What is needed:
Copy out the entries word for word, from their beginning through the line containing "plate [134, 290, 154, 512]". Leave the pictures out of your copy.
══ Working data
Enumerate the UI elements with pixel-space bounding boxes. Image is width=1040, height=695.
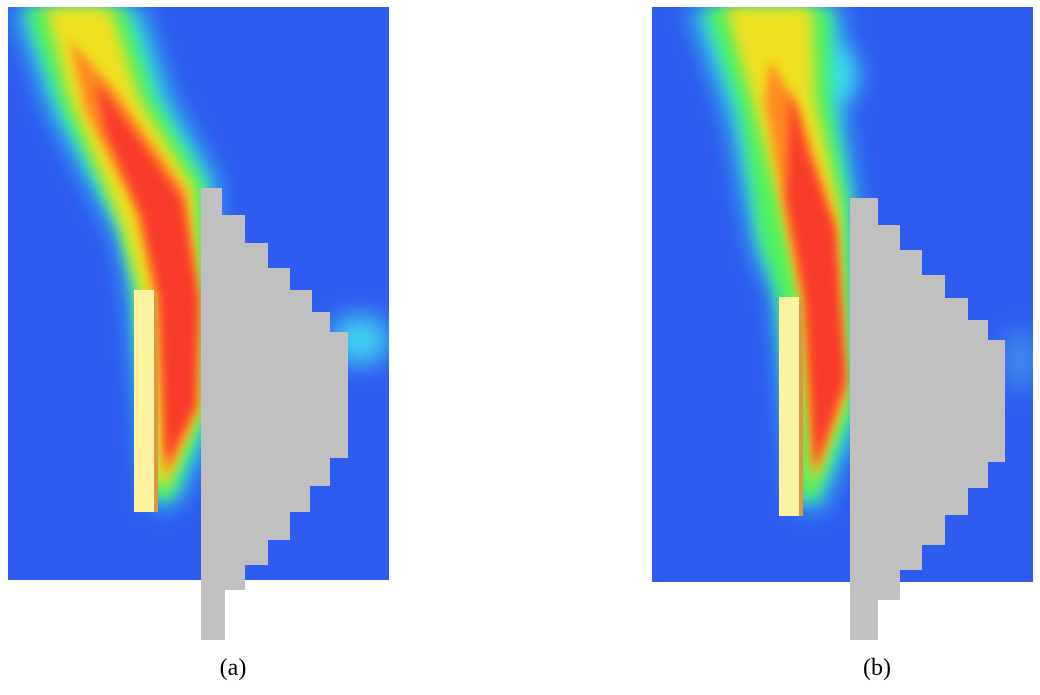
page: (a) (b) (() => { const data = JSON.parse… [0, 0, 1040, 695]
figure: (a) (b) [0, 0, 1040, 695]
plate [779, 297, 799, 516]
plate [134, 290, 154, 512]
panel-a: (a) [8, 7, 390, 681]
plate-edge [154, 294, 158, 512]
panel-b: (b) [652, 7, 1038, 681]
plate-edge [799, 301, 803, 516]
panel-label: (b) [863, 655, 891, 681]
panel-label: (a) [220, 655, 247, 681]
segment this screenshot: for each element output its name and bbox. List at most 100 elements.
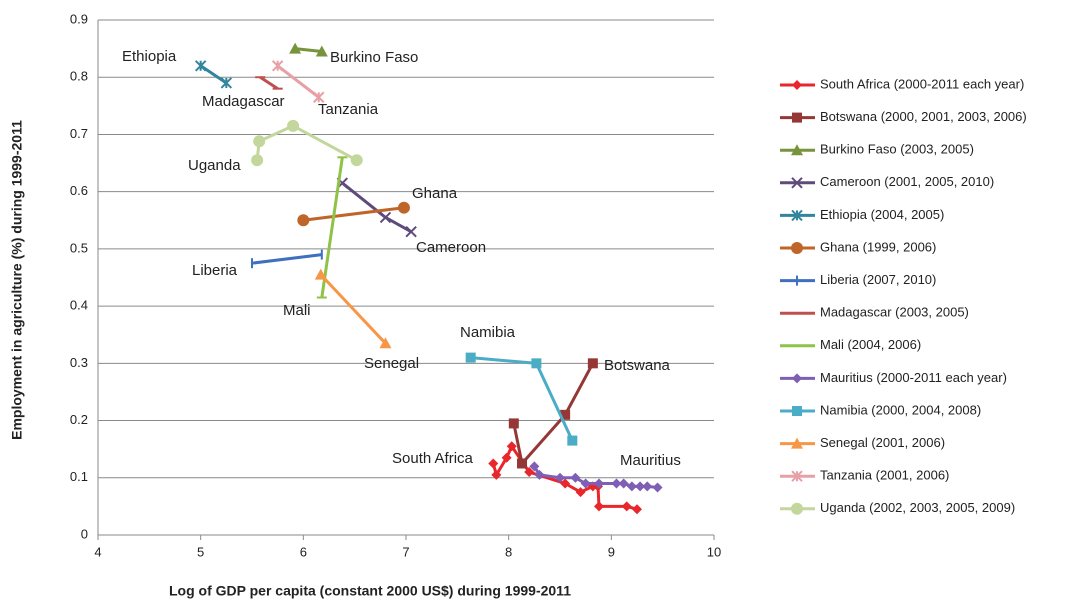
════
Response for this exercise:
Enumerate the UI elements with pixel-space bounding boxes. Image is width=1040, height=695.
page: (a) (b) (() => { const data = JSON.parse… [0, 0, 1040, 695]
figure: (a) (b) [0, 0, 1040, 695]
plate [779, 297, 799, 516]
plate [134, 290, 154, 512]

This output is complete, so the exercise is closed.